Short task:
Quote the whole listing word for word. Do not include the pictures.
====== Records to process ======
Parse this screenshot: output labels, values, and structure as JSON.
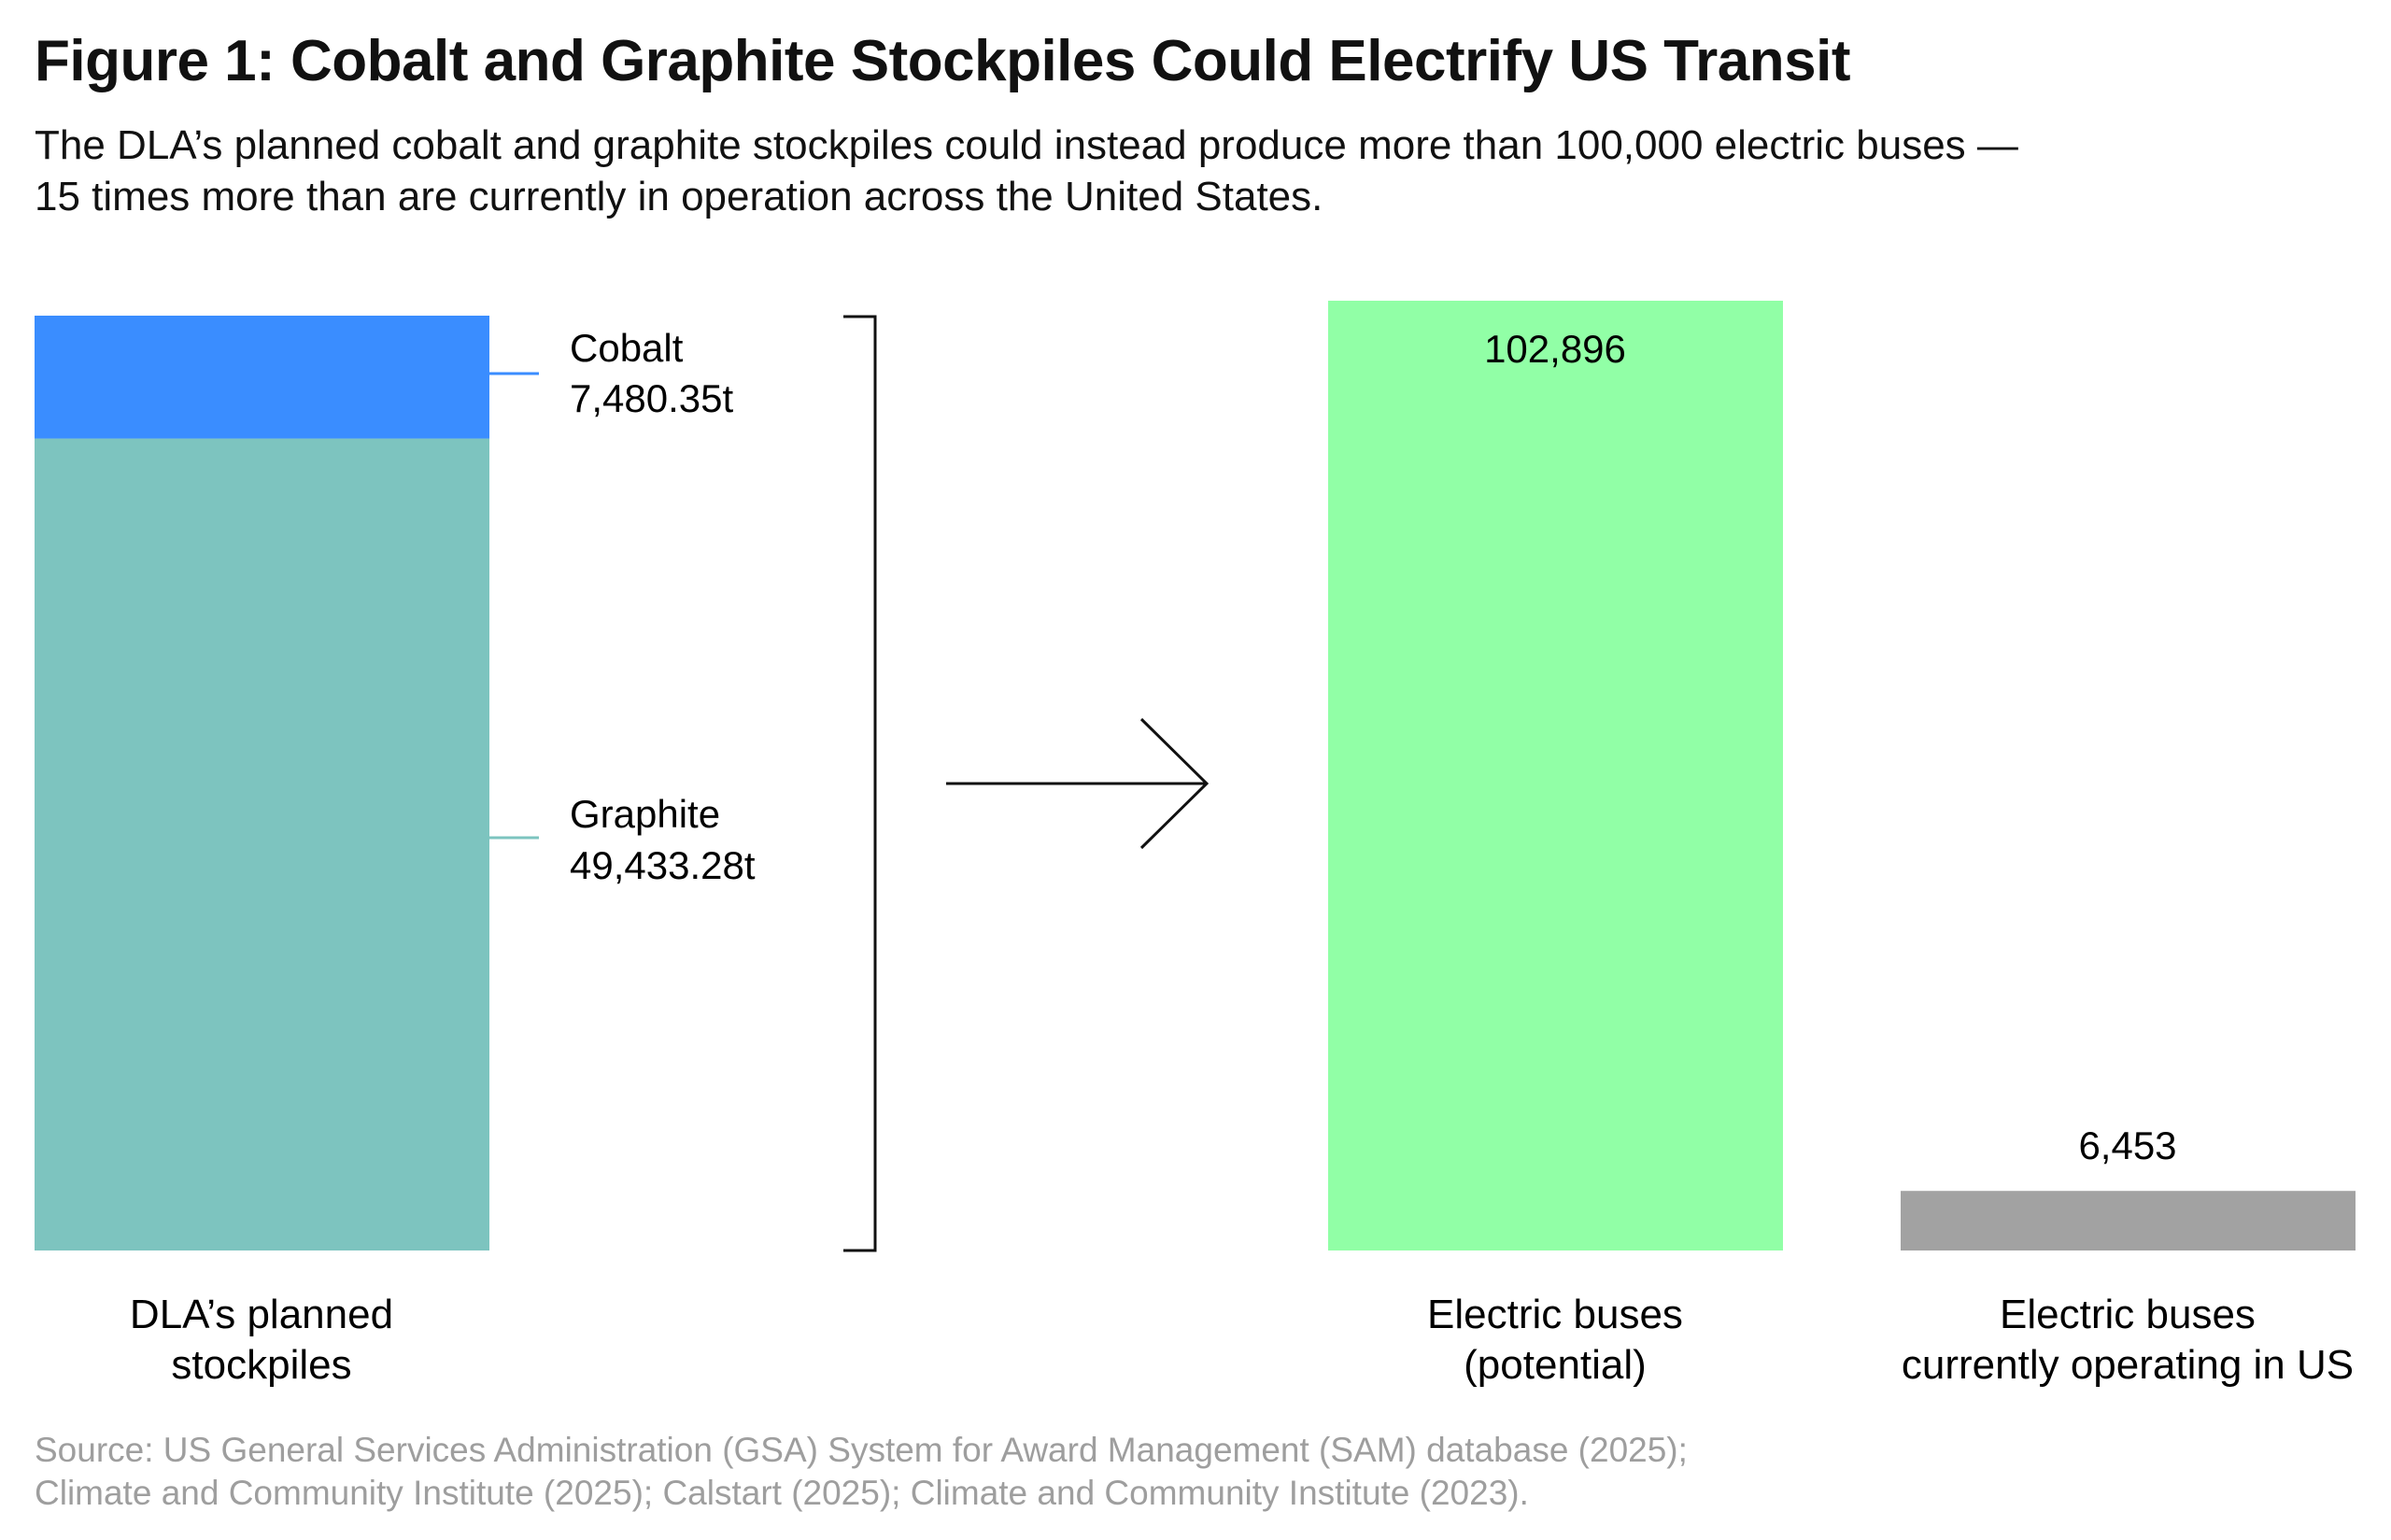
{
  "title": "Figure 1: Cobalt and Graphite Stockpiles Could Electrify US Transit",
  "subtitle": [
    "The DLA’s planned cobalt and graphite stockpiles could instead produce more than 100,000 electric buses —",
    "15 times more than are currently in operation across the United States."
  ],
  "source": [
    "Source: US General Services Administration (GSA) System for Award Management (SAM) database (2025);",
    "Climate and Community Institute (2025); Calstart (2025); Climate and Community Institute (2023)."
  ],
  "chart_data": [
    {
      "type": "bar",
      "stacked": true,
      "title": "DLA’s planned stockpiles",
      "category_label": [
        "DLA’s planned",
        "stockpiles"
      ],
      "unit": "t",
      "series": [
        {
          "name": "Graphite",
          "value": 49433.28,
          "label": "49,433.28t",
          "color": "#7dc4bf"
        },
        {
          "name": "Cobalt",
          "value": 7480.35,
          "label": "7,480.35t",
          "color": "#3a8dff"
        }
      ]
    },
    {
      "type": "bar",
      "title": "Electric buses",
      "categories": [
        {
          "label": [
            "Electric buses",
            "(potential)"
          ],
          "value": 102896,
          "value_label": "102,896",
          "color": "#91ffa6"
        },
        {
          "label": [
            "Electric buses",
            "currently operating in US"
          ],
          "value": 6453,
          "value_label": "6,453",
          "color": "#a2a2a2"
        }
      ],
      "ylim": [
        0,
        102896
      ]
    }
  ],
  "arrow": {
    "direction": "right",
    "color": "#000000"
  }
}
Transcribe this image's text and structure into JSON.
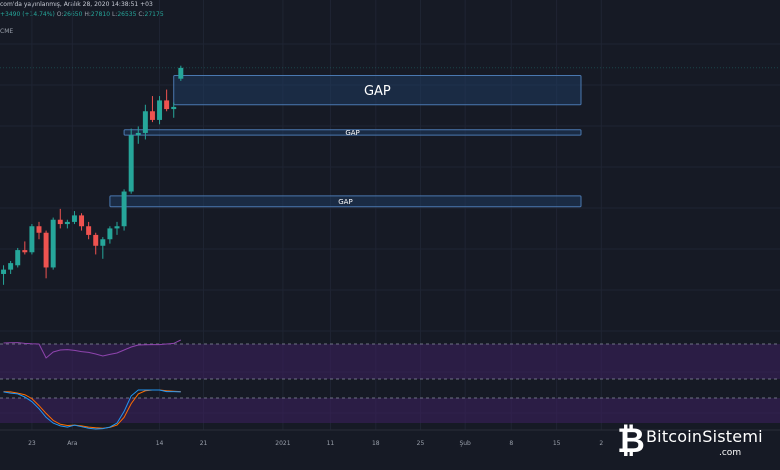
======
Final result:
Parse this screenshot: output labels, values, and structure as JSON.
{
  "title": "Figure 1: Cobalt and Graphite Stockpiles Could Electrify US Transit",
  "subtitle": [
    "The DLA’s planned cobalt and graphite stockpiles could instead produce more than 100,000 electric buses —",
    "15 times more than are currently in operation across the United States."
  ],
  "source": [
    "Source: US General Services Administration (GSA) System for Award Management (SAM) database (2025);",
    "Climate and Community Institute (2025); Calstart (2025); Climate and Community Institute (2023)."
  ],
  "chart_data": [
    {
      "type": "bar",
      "stacked": true,
      "title": "DLA’s planned stockpiles",
      "category_label": [
        "DLA’s planned",
        "stockpiles"
      ],
      "unit": "t",
      "series": [
        {
          "name": "Graphite",
          "value": 49433.28,
          "label": "49,433.28t",
          "color": "#7dc4bf"
        },
        {
          "name": "Cobalt",
          "value": 7480.35,
          "label": "7,480.35t",
          "color": "#3a8dff"
        }
      ]
    },
    {
      "type": "bar",
      "title": "Electric buses",
      "categories": [
        {
          "label": [
            "Electric buses",
            "(potential)"
          ],
          "value": 102896,
          "value_label": "102,896",
          "color": "#91ffa6"
        },
        {
          "label": [
            "Electric buses",
            "currently operating in US"
          ],
          "value": 6453,
          "value_label": "6,453",
          "color": "#a2a2a2"
        }
      ],
      "ylim": [
        0,
        102896
      ]
    }
  ],
  "arrow": {
    "direction": "right",
    "color": "#000000"
  }
}
Transcribe this image's text and structure into JSON.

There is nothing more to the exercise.